## Start Records supplied
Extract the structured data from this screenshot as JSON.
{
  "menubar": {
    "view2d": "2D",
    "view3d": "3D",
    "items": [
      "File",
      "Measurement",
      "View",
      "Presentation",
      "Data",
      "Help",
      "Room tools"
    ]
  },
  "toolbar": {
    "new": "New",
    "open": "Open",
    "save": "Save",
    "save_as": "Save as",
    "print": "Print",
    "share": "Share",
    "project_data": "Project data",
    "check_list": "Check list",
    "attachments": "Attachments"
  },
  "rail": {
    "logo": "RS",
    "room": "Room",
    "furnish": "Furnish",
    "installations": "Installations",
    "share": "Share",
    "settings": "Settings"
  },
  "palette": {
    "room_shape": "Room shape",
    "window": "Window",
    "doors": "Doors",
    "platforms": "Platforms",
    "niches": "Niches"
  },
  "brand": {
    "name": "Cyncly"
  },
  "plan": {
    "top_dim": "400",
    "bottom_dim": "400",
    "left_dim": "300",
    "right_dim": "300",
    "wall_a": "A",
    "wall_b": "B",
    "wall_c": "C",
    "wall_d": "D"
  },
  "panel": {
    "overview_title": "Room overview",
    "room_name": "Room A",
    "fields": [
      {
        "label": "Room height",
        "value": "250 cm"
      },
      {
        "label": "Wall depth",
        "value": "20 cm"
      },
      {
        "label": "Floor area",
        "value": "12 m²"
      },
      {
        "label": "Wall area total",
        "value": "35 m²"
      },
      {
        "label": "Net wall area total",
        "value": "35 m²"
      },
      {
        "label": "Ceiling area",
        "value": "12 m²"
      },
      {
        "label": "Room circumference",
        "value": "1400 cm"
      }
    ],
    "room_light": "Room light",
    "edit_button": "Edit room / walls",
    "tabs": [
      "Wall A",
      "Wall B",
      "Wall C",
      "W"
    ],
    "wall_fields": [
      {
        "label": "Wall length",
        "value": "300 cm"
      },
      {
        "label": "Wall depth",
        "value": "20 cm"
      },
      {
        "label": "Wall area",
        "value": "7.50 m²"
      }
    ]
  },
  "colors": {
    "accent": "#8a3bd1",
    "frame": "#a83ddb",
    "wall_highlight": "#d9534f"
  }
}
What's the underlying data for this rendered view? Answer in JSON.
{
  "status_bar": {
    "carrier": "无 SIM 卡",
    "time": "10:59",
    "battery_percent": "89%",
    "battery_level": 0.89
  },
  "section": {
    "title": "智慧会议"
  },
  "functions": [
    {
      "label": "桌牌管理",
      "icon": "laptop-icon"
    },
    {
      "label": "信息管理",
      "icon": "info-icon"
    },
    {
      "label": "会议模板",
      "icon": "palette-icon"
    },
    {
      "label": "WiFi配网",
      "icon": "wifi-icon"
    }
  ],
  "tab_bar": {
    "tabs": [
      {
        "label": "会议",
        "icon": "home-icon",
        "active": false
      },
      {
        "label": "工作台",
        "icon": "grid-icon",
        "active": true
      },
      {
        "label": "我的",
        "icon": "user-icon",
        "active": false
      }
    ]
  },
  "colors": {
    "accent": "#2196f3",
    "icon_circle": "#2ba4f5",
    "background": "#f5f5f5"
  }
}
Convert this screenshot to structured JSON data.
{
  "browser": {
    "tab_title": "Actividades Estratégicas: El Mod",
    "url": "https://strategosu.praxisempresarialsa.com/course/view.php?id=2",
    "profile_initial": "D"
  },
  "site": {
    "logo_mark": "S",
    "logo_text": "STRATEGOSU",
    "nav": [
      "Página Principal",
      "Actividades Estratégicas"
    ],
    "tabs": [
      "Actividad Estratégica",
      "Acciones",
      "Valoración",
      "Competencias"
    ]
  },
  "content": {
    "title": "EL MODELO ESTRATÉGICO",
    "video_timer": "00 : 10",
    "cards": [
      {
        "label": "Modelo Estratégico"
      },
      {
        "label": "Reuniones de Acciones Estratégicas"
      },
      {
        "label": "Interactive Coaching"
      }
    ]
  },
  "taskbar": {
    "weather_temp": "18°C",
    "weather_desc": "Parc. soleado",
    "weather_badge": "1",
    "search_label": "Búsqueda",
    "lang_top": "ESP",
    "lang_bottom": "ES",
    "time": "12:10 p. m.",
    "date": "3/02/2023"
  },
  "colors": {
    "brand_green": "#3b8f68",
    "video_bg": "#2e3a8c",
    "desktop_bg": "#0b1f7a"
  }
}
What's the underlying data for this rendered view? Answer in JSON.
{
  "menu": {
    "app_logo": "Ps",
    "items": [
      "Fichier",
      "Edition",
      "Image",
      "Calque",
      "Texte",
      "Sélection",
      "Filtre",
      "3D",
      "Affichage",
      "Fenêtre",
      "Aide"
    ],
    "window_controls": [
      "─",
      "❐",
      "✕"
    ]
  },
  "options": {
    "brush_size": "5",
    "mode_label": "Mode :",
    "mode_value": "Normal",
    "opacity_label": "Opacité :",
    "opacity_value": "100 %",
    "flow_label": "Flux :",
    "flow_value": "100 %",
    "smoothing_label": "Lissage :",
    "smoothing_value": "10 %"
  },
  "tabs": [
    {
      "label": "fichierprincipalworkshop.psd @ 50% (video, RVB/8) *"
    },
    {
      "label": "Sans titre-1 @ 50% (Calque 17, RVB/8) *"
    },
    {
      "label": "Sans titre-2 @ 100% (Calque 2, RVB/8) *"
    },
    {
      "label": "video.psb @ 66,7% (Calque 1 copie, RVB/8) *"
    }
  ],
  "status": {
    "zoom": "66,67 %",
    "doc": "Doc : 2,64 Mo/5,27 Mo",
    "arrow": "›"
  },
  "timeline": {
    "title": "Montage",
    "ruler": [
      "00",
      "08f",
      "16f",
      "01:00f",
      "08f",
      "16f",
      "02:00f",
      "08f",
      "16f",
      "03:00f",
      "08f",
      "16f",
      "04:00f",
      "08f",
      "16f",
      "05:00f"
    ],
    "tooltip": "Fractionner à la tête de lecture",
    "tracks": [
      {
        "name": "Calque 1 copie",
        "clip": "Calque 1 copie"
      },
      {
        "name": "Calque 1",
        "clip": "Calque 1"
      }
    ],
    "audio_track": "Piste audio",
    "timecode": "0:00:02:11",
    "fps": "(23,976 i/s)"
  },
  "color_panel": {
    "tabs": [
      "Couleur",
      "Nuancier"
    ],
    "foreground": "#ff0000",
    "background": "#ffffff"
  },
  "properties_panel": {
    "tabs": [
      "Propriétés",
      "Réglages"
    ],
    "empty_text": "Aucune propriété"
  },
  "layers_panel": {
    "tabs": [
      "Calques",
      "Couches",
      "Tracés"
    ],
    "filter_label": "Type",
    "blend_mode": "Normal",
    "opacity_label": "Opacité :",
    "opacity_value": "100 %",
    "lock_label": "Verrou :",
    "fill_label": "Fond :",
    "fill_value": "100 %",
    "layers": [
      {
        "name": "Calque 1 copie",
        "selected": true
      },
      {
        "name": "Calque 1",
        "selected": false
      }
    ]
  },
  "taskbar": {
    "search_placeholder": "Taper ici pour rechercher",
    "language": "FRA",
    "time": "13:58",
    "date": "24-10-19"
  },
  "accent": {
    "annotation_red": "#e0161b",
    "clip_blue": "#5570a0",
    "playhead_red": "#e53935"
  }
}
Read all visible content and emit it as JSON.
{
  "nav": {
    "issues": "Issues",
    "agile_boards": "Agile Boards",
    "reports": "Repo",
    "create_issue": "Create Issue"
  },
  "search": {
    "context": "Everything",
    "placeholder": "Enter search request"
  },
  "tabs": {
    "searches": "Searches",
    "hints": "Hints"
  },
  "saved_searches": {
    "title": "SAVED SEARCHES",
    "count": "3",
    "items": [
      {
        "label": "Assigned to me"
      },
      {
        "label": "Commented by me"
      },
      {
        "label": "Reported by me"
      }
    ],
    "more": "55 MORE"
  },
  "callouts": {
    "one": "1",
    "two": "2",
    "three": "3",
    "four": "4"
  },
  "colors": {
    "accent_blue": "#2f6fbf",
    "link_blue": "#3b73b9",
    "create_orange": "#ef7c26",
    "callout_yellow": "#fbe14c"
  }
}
## End Records supplied
Task goal => Filter the data, keeping only the lines that contain "Sans".

Solution to the problem =>
      "label": "Sans titre-1 @ 50% (Calque 17, RVB/8) *"
      "label": "Sans titre-2 @ 100% (Calque 2, RVB/8) *"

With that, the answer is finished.